» **EXERCISE**
Lift out each line of the data that holds "this".

(Figure collection entries)
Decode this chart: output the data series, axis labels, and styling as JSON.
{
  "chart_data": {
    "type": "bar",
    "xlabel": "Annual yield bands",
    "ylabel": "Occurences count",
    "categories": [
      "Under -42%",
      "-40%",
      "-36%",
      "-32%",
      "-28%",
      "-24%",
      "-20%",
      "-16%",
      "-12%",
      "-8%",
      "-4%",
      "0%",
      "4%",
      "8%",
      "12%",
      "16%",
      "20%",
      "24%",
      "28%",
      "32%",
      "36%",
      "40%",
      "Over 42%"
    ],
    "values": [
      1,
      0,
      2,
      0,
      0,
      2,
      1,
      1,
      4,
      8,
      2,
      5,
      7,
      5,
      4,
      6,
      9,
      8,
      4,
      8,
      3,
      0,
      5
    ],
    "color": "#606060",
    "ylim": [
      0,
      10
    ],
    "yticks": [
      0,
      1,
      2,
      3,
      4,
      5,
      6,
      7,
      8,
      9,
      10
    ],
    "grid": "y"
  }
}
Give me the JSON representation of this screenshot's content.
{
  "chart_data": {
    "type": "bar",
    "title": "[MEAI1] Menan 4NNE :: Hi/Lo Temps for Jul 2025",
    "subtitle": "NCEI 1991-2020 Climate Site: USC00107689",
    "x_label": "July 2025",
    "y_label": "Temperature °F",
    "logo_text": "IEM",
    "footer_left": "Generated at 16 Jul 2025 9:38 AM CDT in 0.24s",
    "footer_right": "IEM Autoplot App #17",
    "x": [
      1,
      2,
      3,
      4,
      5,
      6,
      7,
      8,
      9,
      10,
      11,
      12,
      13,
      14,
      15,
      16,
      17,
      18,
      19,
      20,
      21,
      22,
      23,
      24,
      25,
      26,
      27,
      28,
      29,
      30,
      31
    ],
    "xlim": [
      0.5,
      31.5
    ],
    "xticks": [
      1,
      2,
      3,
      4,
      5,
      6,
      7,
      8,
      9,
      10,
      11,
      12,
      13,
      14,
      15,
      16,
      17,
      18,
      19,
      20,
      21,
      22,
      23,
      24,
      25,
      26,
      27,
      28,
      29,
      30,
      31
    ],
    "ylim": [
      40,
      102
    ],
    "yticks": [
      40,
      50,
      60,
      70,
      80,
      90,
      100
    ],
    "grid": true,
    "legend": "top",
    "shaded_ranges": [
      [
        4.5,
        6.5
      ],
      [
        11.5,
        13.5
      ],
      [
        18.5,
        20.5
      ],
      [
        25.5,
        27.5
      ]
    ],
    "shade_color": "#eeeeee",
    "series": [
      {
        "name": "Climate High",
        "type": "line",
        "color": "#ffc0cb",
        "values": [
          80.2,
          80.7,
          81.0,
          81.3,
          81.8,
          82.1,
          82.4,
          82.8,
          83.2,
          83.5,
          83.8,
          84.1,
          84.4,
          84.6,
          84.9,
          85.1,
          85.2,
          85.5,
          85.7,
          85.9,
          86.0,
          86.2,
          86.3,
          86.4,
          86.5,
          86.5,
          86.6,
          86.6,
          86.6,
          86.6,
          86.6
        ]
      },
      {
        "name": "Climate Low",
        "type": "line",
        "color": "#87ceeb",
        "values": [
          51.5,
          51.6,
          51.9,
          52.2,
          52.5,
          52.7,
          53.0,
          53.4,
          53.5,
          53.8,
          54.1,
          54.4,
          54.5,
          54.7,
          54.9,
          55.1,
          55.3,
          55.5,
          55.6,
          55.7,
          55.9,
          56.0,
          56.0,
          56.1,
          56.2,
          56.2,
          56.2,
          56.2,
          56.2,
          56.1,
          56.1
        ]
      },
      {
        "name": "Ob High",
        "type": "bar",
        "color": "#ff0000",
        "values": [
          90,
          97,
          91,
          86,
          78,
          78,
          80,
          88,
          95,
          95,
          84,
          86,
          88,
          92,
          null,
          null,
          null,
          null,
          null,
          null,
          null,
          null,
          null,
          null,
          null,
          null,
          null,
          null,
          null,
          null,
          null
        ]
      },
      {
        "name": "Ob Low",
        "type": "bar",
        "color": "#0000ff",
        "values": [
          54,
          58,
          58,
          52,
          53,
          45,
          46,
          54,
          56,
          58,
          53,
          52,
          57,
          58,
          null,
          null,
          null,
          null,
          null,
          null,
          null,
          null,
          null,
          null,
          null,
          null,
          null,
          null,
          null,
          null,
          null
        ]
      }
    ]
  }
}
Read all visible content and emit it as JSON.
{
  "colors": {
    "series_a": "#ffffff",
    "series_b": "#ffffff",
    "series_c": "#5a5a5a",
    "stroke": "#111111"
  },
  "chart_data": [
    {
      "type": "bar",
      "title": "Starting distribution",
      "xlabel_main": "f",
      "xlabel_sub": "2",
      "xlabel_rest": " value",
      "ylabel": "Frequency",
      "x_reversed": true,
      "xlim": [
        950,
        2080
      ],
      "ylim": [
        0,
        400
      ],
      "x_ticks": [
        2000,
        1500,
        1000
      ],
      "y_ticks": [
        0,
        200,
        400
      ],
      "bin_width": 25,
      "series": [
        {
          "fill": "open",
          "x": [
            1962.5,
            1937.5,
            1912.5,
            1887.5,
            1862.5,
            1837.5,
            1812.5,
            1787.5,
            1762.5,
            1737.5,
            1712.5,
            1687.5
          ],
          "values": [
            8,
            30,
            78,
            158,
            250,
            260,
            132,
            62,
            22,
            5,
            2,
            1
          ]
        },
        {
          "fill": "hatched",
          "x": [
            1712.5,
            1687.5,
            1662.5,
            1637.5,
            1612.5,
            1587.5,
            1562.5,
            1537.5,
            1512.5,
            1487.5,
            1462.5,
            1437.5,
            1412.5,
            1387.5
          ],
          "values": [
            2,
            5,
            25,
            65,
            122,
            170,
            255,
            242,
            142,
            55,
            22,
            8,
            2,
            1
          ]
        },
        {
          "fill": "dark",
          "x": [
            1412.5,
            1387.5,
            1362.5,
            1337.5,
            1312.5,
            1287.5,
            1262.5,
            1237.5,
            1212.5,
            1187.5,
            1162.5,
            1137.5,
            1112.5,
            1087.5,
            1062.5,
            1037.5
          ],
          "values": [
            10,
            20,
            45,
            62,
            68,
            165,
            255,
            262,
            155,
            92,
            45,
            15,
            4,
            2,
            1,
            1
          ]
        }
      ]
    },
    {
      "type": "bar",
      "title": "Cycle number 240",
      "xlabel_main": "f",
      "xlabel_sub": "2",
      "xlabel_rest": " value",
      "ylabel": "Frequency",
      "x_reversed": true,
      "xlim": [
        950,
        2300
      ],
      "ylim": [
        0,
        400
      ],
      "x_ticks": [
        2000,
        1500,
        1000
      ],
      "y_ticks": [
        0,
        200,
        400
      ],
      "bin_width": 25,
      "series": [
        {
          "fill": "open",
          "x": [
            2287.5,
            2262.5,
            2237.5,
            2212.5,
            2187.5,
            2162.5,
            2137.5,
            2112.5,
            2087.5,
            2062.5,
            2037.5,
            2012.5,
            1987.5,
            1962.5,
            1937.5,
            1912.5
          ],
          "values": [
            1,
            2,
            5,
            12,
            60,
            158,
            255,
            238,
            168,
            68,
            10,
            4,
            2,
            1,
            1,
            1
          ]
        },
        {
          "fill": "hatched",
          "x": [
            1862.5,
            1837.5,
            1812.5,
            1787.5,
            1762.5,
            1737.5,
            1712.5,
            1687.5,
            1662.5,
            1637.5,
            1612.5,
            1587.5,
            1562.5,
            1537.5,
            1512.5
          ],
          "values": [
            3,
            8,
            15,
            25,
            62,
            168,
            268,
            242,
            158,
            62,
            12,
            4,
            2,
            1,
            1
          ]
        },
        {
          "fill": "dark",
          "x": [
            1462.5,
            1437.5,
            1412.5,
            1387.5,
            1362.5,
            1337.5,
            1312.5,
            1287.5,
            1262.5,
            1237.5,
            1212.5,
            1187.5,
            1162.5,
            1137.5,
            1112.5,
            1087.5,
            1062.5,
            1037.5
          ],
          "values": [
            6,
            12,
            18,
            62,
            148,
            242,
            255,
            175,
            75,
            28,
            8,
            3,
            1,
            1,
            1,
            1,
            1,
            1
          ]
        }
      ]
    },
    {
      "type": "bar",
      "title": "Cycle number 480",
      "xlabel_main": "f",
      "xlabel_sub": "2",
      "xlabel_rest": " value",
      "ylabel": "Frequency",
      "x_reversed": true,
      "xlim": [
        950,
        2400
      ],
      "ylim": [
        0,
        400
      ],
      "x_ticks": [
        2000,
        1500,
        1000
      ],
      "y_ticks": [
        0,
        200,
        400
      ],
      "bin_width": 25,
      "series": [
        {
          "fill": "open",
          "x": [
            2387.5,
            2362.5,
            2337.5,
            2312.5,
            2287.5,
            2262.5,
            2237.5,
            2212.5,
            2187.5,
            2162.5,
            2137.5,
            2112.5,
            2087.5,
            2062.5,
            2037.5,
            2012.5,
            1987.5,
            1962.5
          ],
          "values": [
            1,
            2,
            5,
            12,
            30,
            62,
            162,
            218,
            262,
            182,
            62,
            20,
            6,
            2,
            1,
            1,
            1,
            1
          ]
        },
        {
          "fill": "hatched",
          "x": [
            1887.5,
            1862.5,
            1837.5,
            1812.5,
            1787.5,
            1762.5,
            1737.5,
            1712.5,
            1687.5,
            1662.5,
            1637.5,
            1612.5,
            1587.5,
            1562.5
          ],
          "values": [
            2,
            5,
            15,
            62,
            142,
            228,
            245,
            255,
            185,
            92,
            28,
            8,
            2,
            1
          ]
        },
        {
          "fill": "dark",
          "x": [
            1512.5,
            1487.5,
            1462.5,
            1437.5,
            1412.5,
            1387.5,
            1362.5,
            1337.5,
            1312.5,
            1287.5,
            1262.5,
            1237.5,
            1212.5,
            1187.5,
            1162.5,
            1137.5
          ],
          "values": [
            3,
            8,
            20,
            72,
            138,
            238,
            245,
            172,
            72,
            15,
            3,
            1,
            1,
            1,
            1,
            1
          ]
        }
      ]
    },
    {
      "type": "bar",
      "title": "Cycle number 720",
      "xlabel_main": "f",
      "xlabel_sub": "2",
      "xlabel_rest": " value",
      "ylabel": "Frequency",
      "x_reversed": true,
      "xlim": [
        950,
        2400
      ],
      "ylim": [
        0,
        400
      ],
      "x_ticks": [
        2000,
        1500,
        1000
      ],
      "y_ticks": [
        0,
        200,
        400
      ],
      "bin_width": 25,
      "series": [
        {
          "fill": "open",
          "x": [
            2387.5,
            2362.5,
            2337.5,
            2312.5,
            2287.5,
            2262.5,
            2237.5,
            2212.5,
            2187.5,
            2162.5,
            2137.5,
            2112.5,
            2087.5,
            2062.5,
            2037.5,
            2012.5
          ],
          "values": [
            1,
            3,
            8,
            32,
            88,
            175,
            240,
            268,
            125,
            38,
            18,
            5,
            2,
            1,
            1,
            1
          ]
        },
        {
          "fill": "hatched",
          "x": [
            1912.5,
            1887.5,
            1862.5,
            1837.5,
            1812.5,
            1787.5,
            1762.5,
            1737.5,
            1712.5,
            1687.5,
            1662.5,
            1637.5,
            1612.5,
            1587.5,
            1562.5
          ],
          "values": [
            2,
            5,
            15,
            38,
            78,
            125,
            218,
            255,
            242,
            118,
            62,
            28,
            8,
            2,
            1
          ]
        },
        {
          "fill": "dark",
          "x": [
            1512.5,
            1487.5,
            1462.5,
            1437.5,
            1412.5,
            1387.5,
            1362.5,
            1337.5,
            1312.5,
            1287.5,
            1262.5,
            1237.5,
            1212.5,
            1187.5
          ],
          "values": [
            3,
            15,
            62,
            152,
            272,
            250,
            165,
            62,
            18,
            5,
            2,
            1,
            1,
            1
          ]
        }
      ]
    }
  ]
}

» **REPLY**
Decode this chart: output the data series, axis labels, and styling as JSON.
Give me the JSON representation of this screenshot's content.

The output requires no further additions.